**Set problem**
Write the data out again exactly, dropping any images it holds.

**Record list**
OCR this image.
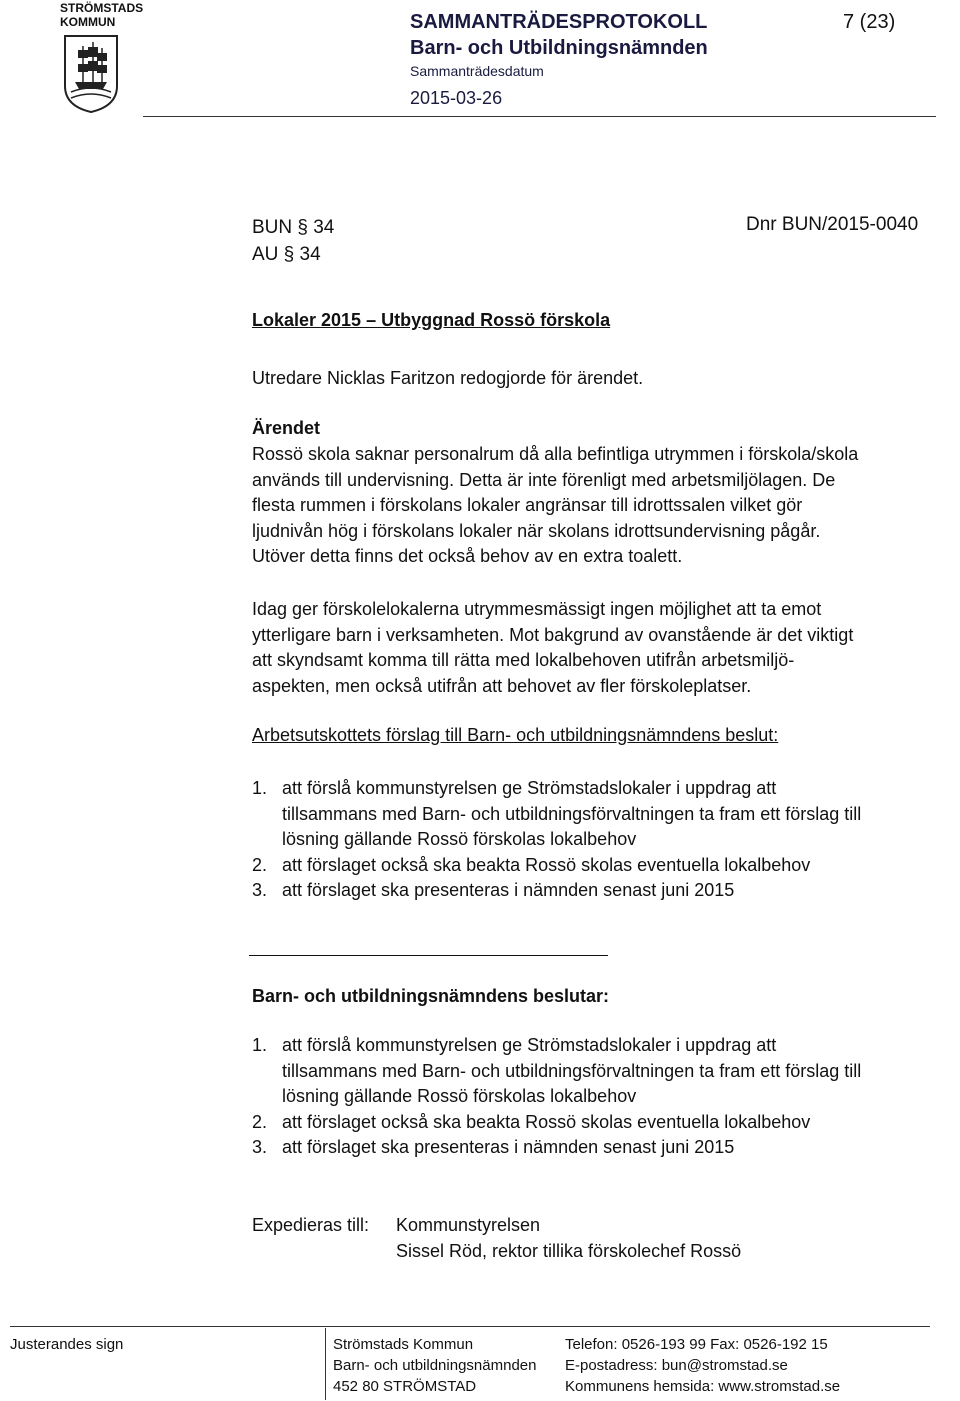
STRÖMSTADS
KOMMUN	SAMMANTRÄDESPROTOKOLL
Barn- och Utbildningsnämnden
Sammanträdesdatum
2015-03-26
7 (23)
BUN § 34
AU § 34
Dnr BUN/2015-0040
Lokaler 2015 – Utbyggnad Rossö förskola
Utredare Nicklas Faritzon redogjorde för ärendet.
Ärendet
Rossö skola saknar personalrum då alla befintliga utrymmen i förskola/skola
används till undervisning. Detta är inte förenligt med arbetsmiljölagen. De
flesta rummen i förskolans lokaler angränsar till idrottssalen vilket gör
ljudnivån hög i förskolans lokaler när skolans idrottsundervisning pågår.
Utöver detta finns det också behov av en extra toalett.
Idag ger förskolelokalerna utrymmesmässigt ingen möjlighet att ta emot
ytterligare barn i verksamheten. Mot bakgrund av ovanstående är det viktigt
att skyndsamt komma till rätta med lokalbehoven utifrån arbetsmiljö-
aspekten, men också utifrån att behovet av fler förskoleplatser.
Arbetsutskottets förslag till Barn- och utbildningsnämndens beslut:
1. att förslå kommunstyrelsen ge Strömstadslokaler i uppdrag att
tillsammans med Barn- och utbildningsförvaltningen ta fram ett förslag till
lösning gällande Rossö förskolas lokalbehov
2. att förslaget också ska beakta Rossö skolas eventuella lokalbehov
3. att förslaget ska presenteras i nämnden senast juni 2015
Barn- och utbildningsnämndens beslutar:
1. att förslå kommunstyrelsen ge Strömstadslokaler i uppdrag att
tillsammans med Barn- och utbildningsförvaltningen ta fram ett förslag till
lösning gällande Rossö förskolas lokalbehov
2. att förslaget också ska beakta Rossö skolas eventuella lokalbehov
3. att förslaget ska presenteras i nämnden senast juni 2015
Expedieras till: Kommunstyrelsen
Sissel Röd, rektor tillika förskolechef Rossö
Justerandes sign	Strömstads Kommun
Barn- och utbildningsnämnden
452 80 STRÖMSTAD
Telefon: 0526-193 99 Fax: 0526-192 15
E-postadress: bun@stromstad.se
Kommunens hemsida: www.stromstad.se
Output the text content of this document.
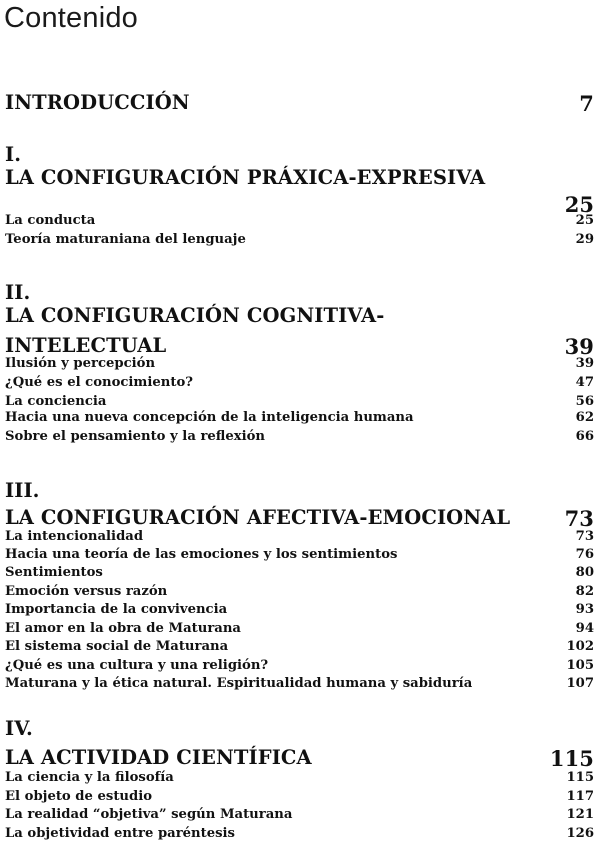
Contenido
INTRODUCCIÓN	7
I.
LA CONFIGURACIÓN PRÁXICA-EXPRESIVA
25
La conducta	25
Teoría maturaniana del lenguaje	29
II.
LA CONFIGURACIÓN COGNITIVA-
INTELECTUAL	39
Ilusión y percepción	39
¿Qué es el conocimiento?	47
La conciencia	56
Hacia una nueva concepción de la inteligencia humana	62
Sobre el pensamiento y la reflexión	66
III.
LA CONFIGURACIÓN AFECTIVA-EMOCIONAL	73
La intencionalidad	73
Hacia una teoría de las emociones y los sentimientos	76
Sentimientos	80
Emoción versus razón	82
Importancia de la convivencia	93
El amor en la obra de Maturana	94
El sistema social de Maturana	102
¿Qué es una cultura y una religión?	105
Maturana y la ética natural. Espiritualidad humana y sabiduría	107
IV.
LA ACTIVIDAD CIENTÍFICA	115
La ciencia y la filosofía	115
El objeto de estudio	117
La realidad “objetiva” según Maturana	121
La objetividad entre paréntesis	126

**Written reply**
OCR this image.
STRÖMSTADS
KOMMUN	SAMMANTRÄDESPROTOKOLL
Barn- och Utbildningsnämnden
Sammanträdesdatum
2015-03-26
7 (23)
BUN § 34
AU § 34
Dnr BUN/2015-0040
Lokaler 2015 – Utbyggnad Rossö förskola
Utredare Nicklas Faritzon redogjorde för ärendet.
Ärendet
Rossö skola saknar personalrum då alla befintliga utrymmen i förskola/skola
används till undervisning. Detta är inte förenligt med arbetsmiljölagen. De
flesta rummen i förskolans lokaler angränsar till idrottssalen vilket gör
ljudnivån hög i förskolans lokaler när skolans idrottsundervisning pågår.
Utöver detta finns det också behov av en extra toalett.
Idag ger förskolelokalerna utrymmesmässigt ingen möjlighet att ta emot
ytterligare barn i verksamheten. Mot bakgrund av ovanstående är det viktigt
att skyndsamt komma till rätta med lokalbehoven utifrån arbetsmiljö-
aspekten, men också utifrån att behovet av fler förskoleplatser.
Arbetsutskottets förslag till Barn- och utbildningsnämndens beslut:
1. att förslå kommunstyrelsen ge Strömstadslokaler i uppdrag att
tillsammans med Barn- och utbildningsförvaltningen ta fram ett förslag till
lösning gällande Rossö förskolas lokalbehov
2. att förslaget också ska beakta Rossö skolas eventuella lokalbehov
3. att förslaget ska presenteras i nämnden senast juni 2015
Barn- och utbildningsnämndens beslutar:
1. att förslå kommunstyrelsen ge Strömstadslokaler i uppdrag att
tillsammans med Barn- och utbildningsförvaltningen ta fram ett förslag till
lösning gällande Rossö förskolas lokalbehov
2. att förslaget också ska beakta Rossö skolas eventuella lokalbehov
3. att förslaget ska presenteras i nämnden senast juni 2015
Expedieras till: Kommunstyrelsen
Sissel Röd, rektor tillika förskolechef Rossö
Justerandes sign	Strömstads Kommun
Barn- och utbildningsnämnden
452 80 STRÖMSTAD
Telefon: 0526-193 99 Fax: 0526-192 15
E-postadress: bun@stromstad.se
Kommunens hemsida: www.stromstad.se
Output the text content of this document.
Contenido
INTRODUCCIÓN	7
I.
LA CONFIGURACIÓN PRÁXICA-EXPRESIVA
25
La conducta	25
Teoría maturaniana del lenguaje	29
II.
LA CONFIGURACIÓN COGNITIVA-
INTELECTUAL	39
Ilusión y percepción	39
¿Qué es el conocimiento?	47
La conciencia	56
Hacia una nueva concepción de la inteligencia humana	62
Sobre el pensamiento y la reflexión	66
III.
LA CONFIGURACIÓN AFECTIVA-EMOCIONAL	73
La intencionalidad	73
Hacia una teoría de las emociones y los sentimientos	76
Sentimientos	80
Emoción versus razón	82
Importancia de la convivencia	93
El amor en la obra de Maturana	94
El sistema social de Maturana	102
¿Qué es una cultura y una religión?	105
Maturana y la ética natural. Espiritualidad humana y sabiduría	107
IV.
LA ACTIVIDAD CIENTÍFICA	115
La ciencia y la filosofía	115
El objeto de estudio	117
La realidad “objetiva” según Maturana	121
La objetividad entre paréntesis	126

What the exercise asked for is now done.